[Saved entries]
==============================

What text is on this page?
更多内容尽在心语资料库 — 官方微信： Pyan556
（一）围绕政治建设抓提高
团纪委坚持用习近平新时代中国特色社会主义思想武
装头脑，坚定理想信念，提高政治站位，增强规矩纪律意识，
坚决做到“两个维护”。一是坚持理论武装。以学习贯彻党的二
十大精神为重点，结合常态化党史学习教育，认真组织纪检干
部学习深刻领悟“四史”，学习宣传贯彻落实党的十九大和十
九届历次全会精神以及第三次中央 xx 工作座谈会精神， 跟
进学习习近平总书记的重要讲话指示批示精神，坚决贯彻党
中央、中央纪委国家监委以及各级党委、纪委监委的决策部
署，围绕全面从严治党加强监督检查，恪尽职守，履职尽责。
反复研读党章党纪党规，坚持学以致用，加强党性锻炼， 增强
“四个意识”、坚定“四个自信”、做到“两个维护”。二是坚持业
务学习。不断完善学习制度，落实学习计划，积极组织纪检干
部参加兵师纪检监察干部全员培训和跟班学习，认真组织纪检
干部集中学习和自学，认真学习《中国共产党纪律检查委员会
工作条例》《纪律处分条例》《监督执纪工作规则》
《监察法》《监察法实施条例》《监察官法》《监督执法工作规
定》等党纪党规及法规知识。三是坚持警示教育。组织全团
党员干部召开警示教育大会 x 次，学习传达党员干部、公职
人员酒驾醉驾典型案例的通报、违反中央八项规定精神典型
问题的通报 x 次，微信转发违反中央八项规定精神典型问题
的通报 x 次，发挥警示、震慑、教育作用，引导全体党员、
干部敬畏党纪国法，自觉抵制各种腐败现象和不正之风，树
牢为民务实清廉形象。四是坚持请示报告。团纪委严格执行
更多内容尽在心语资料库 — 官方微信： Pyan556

==============================

• [GOAL]
Which lines hold the word "两个维护"? Copy each of them from the records.

• [TASK ANSWER]
坚决做到“两个维护”。一是坚持理论武装。以学习贯彻党的二
“四个意识”、坚定“四个自信”、做到“两个维护”。二是坚持业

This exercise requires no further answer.